Dataset rows:
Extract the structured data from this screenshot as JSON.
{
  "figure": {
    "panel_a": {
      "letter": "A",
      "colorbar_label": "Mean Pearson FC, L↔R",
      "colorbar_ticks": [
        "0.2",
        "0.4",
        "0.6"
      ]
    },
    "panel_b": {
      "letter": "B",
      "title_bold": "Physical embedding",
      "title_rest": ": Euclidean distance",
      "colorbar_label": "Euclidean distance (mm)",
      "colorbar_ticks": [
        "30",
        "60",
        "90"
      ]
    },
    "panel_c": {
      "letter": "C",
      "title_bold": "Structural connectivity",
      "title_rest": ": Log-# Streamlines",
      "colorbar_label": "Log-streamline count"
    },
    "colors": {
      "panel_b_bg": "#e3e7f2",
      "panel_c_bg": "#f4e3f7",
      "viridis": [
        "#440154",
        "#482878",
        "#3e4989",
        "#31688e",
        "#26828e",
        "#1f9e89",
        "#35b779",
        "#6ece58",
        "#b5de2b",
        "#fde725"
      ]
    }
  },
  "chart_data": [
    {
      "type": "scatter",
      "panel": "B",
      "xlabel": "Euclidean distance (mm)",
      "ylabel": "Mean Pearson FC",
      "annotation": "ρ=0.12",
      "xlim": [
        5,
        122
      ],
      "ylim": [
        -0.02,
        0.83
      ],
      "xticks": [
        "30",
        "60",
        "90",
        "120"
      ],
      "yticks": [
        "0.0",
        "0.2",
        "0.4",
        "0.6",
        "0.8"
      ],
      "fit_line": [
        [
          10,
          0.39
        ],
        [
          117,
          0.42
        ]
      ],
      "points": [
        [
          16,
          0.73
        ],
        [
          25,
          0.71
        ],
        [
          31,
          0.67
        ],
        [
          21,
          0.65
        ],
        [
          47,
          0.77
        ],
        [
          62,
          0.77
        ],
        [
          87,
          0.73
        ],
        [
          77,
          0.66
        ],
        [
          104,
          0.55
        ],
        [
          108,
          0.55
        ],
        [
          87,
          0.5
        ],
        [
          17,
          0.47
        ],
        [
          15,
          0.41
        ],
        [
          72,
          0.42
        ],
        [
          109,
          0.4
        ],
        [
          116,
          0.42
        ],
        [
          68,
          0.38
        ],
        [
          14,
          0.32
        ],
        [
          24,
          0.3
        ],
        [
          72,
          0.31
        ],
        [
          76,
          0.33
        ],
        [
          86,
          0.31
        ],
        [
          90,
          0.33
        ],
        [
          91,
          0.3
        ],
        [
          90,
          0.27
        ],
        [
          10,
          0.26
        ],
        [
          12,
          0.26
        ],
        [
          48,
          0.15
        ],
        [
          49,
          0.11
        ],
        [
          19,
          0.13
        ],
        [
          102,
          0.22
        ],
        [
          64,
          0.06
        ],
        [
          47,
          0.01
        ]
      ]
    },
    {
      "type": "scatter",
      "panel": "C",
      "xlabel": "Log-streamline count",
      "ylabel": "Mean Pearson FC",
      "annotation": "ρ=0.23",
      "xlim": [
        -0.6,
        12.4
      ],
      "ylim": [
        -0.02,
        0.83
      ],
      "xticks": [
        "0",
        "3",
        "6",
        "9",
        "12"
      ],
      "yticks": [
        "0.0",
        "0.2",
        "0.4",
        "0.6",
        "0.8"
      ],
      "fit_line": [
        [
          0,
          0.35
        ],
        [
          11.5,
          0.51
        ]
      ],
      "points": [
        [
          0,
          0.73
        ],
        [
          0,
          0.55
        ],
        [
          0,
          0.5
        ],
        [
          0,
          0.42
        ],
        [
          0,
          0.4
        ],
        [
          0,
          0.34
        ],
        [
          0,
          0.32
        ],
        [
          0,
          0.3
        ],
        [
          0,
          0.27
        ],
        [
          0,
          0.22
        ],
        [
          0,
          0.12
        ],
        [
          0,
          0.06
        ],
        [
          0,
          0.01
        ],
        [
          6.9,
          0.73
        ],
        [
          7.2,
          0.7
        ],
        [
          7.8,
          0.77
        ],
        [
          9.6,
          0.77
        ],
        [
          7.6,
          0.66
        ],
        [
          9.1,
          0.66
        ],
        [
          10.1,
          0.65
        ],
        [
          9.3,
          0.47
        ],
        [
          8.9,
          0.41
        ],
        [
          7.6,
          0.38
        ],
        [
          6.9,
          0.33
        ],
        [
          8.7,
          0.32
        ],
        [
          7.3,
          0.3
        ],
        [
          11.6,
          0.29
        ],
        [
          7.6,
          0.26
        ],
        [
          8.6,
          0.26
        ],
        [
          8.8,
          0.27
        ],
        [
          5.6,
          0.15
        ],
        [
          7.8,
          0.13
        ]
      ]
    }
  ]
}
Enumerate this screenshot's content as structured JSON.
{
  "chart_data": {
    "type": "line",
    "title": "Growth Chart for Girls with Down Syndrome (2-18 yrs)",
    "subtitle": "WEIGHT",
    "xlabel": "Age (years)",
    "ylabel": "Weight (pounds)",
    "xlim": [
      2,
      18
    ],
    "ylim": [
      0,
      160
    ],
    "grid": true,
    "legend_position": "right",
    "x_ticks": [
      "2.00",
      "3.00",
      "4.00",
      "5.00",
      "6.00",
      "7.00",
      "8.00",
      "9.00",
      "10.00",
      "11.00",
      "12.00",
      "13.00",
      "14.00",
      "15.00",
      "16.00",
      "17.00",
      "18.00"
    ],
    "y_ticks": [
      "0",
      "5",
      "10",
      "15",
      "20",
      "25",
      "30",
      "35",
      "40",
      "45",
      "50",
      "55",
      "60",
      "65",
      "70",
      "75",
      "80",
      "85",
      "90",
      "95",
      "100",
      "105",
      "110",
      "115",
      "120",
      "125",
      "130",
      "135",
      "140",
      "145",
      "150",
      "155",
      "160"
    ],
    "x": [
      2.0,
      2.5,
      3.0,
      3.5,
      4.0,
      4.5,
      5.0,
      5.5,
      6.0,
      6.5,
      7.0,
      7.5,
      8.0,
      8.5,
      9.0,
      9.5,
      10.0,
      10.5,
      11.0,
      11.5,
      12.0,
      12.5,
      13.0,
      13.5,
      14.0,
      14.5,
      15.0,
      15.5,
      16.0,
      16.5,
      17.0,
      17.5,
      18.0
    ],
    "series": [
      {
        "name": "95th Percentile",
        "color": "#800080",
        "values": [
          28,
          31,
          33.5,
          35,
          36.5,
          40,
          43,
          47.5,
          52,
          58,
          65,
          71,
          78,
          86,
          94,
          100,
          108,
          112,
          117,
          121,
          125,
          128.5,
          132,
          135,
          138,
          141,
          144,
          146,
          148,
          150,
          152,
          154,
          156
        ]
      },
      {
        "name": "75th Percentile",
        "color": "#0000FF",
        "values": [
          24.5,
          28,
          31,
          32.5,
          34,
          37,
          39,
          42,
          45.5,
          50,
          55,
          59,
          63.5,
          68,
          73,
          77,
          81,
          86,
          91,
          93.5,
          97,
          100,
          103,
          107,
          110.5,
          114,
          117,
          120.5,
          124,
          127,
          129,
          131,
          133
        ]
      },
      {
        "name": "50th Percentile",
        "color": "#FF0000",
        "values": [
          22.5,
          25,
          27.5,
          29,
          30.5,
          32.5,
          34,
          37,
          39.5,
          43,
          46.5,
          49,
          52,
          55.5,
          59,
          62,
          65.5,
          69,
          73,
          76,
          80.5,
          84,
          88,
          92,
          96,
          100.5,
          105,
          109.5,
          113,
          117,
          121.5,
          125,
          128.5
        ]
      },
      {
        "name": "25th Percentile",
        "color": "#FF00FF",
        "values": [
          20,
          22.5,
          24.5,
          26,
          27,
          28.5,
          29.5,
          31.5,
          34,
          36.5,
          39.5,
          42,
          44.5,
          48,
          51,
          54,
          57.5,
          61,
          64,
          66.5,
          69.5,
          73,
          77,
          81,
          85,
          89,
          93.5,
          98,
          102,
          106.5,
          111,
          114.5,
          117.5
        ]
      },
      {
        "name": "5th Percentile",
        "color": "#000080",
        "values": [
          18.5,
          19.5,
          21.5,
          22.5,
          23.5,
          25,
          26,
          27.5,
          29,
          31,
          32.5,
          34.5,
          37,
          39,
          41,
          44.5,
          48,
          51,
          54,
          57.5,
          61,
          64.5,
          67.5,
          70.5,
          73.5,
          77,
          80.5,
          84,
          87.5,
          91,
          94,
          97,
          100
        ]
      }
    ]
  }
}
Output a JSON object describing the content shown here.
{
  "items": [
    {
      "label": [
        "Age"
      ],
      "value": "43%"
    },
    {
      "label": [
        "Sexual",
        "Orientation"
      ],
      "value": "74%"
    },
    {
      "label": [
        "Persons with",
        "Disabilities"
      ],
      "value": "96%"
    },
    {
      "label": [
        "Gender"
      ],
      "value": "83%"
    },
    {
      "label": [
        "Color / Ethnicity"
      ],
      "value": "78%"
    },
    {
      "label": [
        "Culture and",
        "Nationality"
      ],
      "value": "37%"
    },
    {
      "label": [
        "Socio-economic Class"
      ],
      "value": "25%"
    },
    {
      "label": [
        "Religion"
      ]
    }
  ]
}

Work instructions:
Report how many lines in the listing above include the word "screenshot". Give nothing but the number.

Full answer:
2